───── DATA LINES ─────

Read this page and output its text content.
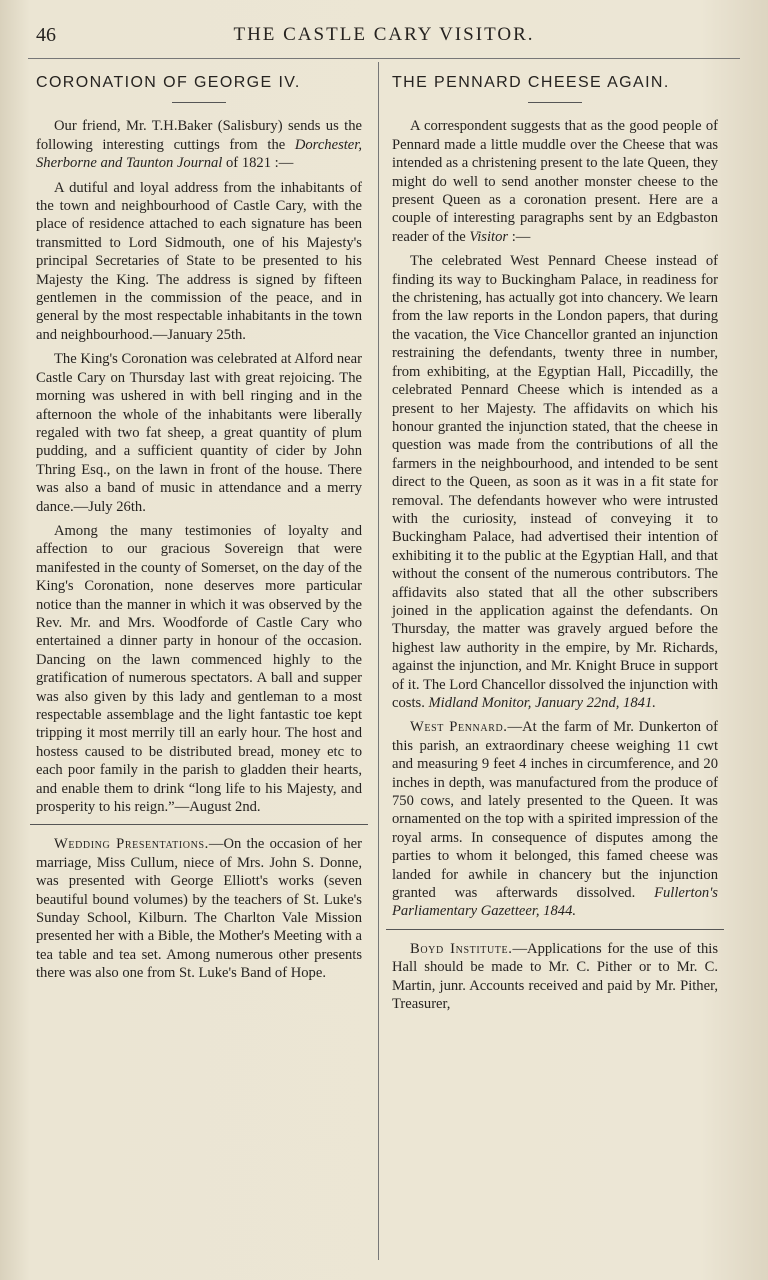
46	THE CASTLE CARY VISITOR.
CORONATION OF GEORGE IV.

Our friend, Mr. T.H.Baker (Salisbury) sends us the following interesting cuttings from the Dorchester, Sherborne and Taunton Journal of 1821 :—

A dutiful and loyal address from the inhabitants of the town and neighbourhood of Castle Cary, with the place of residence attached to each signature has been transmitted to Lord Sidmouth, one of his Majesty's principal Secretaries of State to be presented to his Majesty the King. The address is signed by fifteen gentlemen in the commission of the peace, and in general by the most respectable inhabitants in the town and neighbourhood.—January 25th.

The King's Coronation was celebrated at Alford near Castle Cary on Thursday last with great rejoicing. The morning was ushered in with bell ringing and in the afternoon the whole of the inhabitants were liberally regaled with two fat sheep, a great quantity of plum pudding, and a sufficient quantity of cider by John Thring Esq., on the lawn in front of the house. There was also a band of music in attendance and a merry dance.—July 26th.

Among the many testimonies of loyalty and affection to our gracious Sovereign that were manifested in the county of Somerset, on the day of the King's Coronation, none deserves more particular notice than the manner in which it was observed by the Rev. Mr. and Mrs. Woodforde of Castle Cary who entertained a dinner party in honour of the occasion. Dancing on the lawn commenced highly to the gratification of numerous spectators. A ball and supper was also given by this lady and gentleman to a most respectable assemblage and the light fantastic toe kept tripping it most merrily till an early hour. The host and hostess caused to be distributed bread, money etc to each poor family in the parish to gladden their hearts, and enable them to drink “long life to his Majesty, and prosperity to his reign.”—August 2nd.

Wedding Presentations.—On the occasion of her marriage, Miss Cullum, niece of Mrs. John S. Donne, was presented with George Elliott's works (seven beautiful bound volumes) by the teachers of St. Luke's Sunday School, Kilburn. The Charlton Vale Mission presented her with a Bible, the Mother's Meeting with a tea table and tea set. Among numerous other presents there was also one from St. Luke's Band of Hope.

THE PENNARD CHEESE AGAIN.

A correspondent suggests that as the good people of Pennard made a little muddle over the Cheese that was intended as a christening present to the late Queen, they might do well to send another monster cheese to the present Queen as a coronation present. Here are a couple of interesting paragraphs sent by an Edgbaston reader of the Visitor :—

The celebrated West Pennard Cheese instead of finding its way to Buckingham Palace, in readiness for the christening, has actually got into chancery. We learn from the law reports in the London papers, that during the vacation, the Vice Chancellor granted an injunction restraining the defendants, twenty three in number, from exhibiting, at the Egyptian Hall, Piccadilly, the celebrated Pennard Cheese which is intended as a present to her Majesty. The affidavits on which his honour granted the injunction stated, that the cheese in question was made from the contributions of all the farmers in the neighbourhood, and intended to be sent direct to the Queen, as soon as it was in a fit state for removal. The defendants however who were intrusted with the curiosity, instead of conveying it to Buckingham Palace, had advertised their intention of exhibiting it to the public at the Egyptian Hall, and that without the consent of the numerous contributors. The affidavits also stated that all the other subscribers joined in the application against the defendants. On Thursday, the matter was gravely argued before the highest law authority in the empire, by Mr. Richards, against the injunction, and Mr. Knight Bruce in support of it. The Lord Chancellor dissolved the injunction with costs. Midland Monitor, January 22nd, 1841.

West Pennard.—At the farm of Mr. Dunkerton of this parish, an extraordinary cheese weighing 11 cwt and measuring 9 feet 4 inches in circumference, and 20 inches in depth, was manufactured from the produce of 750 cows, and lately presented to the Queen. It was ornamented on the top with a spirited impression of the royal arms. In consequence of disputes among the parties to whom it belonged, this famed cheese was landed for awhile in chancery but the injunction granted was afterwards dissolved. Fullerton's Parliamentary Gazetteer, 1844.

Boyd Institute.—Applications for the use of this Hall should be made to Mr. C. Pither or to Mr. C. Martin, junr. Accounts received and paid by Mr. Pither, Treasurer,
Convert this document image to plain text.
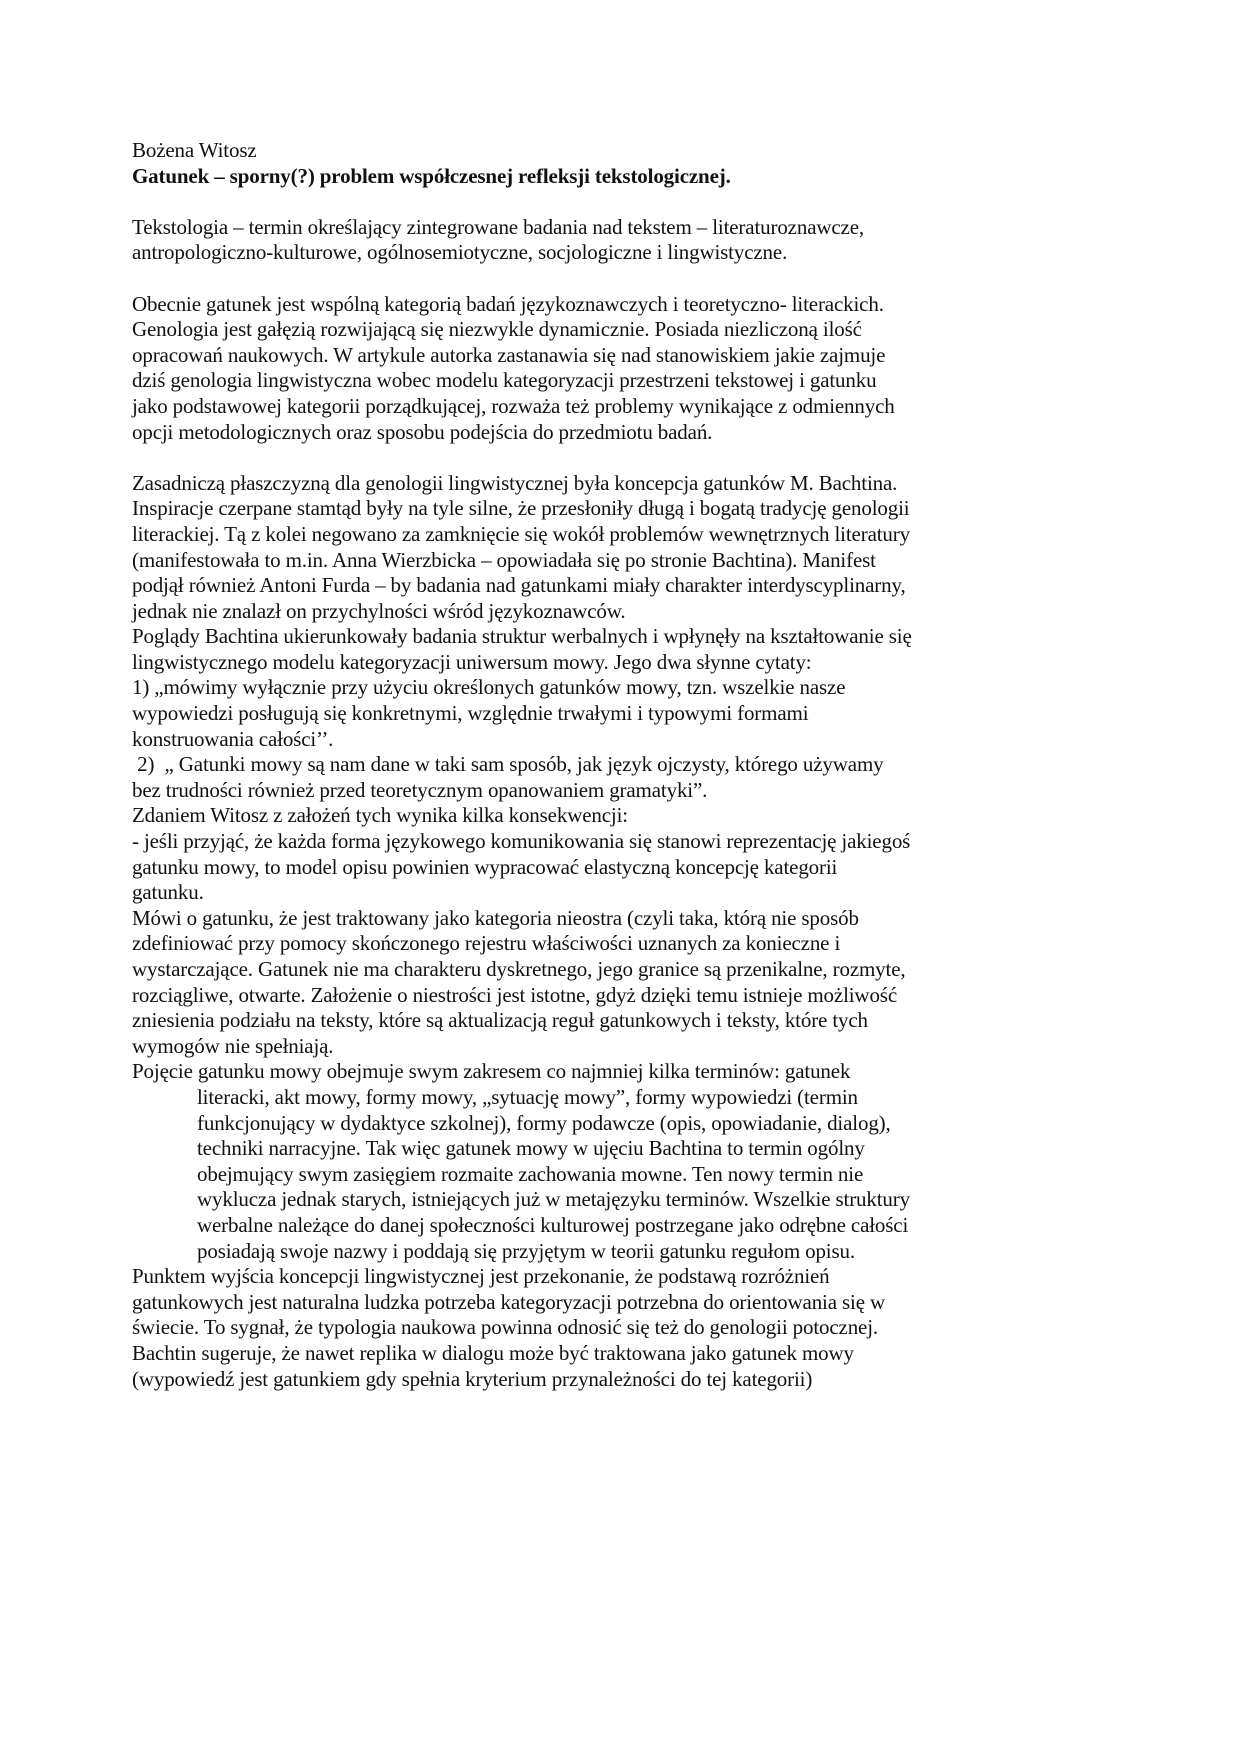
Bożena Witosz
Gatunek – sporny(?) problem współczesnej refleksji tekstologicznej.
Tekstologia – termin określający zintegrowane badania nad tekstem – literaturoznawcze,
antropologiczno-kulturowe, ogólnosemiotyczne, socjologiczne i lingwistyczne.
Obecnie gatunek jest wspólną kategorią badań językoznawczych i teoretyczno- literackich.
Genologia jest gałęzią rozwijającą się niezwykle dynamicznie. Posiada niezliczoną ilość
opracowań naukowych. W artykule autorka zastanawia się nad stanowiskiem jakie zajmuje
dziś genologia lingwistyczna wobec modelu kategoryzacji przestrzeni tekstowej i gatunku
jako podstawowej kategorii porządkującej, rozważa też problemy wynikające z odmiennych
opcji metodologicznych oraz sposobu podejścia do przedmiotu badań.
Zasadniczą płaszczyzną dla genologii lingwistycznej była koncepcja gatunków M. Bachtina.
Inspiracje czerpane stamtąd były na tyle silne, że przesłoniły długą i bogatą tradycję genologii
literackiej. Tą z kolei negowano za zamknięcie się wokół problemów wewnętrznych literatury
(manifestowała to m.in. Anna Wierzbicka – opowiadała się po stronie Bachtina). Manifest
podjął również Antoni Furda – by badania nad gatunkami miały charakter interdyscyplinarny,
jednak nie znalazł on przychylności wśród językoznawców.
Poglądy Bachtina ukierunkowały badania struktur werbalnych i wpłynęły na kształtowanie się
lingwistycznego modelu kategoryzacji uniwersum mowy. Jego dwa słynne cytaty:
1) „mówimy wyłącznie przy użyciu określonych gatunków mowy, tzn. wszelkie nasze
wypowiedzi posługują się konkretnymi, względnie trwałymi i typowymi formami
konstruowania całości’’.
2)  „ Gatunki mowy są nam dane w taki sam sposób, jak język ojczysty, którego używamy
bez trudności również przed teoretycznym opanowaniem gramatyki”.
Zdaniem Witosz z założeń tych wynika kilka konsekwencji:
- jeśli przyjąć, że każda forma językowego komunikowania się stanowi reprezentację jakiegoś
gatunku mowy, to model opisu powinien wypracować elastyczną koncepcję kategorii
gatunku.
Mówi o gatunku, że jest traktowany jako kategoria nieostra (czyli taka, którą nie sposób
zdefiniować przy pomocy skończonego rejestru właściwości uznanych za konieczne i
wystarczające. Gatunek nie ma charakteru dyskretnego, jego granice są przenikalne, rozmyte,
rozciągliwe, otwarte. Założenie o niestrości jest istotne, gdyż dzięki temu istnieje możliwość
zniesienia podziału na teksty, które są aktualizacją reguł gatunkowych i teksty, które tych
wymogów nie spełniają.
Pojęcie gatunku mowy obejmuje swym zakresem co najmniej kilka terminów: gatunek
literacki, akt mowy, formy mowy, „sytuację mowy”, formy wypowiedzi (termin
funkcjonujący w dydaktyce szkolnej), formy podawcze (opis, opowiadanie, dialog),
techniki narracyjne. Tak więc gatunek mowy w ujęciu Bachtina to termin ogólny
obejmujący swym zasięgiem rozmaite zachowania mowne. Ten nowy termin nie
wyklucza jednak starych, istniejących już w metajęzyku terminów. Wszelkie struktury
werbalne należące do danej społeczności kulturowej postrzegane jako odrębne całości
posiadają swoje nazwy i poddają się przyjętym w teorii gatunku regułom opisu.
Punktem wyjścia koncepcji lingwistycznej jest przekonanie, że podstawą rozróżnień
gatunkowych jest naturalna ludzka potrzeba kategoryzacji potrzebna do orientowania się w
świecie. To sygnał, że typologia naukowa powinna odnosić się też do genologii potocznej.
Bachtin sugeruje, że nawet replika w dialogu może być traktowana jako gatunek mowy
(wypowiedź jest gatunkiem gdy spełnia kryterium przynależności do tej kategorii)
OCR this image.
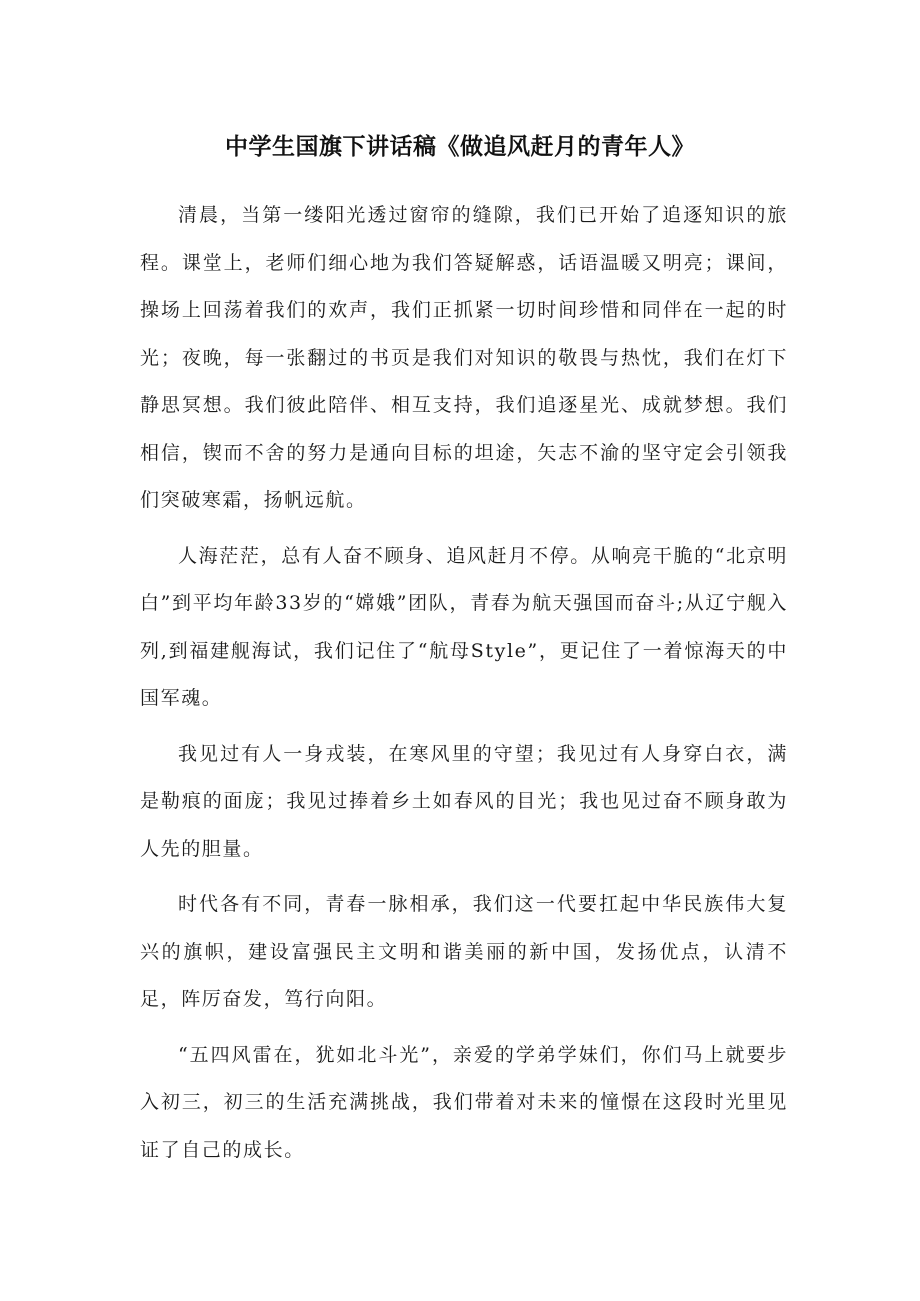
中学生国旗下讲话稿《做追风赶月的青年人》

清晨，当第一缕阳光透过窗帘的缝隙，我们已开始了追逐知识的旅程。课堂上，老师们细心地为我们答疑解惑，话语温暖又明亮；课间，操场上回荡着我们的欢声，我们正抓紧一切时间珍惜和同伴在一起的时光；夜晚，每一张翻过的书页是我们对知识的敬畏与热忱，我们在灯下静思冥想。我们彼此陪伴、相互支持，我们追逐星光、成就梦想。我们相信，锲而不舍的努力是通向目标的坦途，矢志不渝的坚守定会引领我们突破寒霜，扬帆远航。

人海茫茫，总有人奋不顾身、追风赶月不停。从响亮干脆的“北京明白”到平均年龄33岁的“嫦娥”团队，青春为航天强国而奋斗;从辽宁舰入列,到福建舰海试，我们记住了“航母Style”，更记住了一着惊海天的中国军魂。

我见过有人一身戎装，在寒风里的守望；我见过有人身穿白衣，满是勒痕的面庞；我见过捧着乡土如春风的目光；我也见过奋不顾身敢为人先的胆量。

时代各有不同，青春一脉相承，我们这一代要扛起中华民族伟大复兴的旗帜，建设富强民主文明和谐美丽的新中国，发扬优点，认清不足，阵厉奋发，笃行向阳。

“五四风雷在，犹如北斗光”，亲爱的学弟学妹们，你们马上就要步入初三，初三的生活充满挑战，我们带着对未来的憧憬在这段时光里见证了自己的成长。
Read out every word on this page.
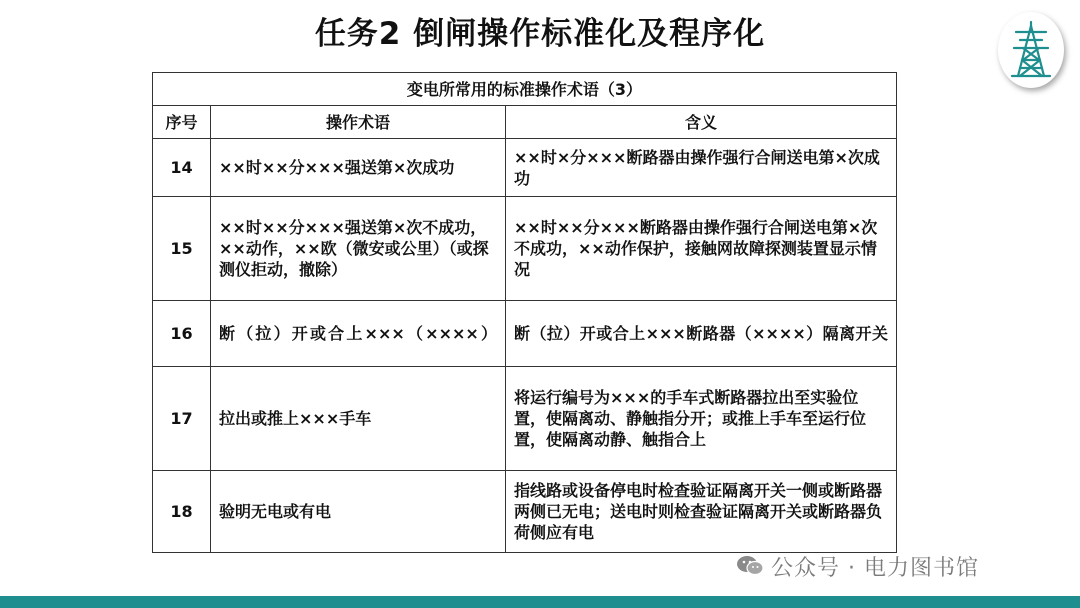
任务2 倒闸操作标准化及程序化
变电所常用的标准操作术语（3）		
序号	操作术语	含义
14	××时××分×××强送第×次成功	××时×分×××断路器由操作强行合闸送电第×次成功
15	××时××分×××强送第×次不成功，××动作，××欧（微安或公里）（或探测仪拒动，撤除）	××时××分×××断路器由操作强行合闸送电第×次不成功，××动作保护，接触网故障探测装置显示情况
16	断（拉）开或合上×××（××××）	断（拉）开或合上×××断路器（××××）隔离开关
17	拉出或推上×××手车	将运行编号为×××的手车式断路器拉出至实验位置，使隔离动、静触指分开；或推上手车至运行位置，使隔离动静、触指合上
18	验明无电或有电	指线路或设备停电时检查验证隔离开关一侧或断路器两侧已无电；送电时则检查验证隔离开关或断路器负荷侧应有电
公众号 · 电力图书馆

─────

WORK TO BE COMPLETED
Only the lines from the line with "Read out every word on this page." to the end of the records should be repeated, exactly and without pictures.

FINAL RESULT
Read out every word on this page.
任务2 倒闸操作标准化及程序化
变电所常用的标准操作术语（3）		
序号	操作术语	含义
14	××时××分×××强送第×次成功	××时×分×××断路器由操作强行合闸送电第×次成功
15	××时××分×××强送第×次不成功，××动作，××欧（微安或公里）（或探测仪拒动，撤除）	××时××分×××断路器由操作强行合闸送电第×次不成功，××动作保护，接触网故障探测装置显示情况
16	断（拉）开或合上×××（××××）	断（拉）开或合上×××断路器（××××）隔离开关
17	拉出或推上×××手车	将运行编号为×××的手车式断路器拉出至实验位置，使隔离动、静触指分开；或推上手车至运行位置，使隔离动静、触指合上
18	验明无电或有电	指线路或设备停电时检查验证隔离开关一侧或断路器两侧已无电；送电时则检查验证隔离开关或断路器负荷侧应有电
公众号 · 电力图书馆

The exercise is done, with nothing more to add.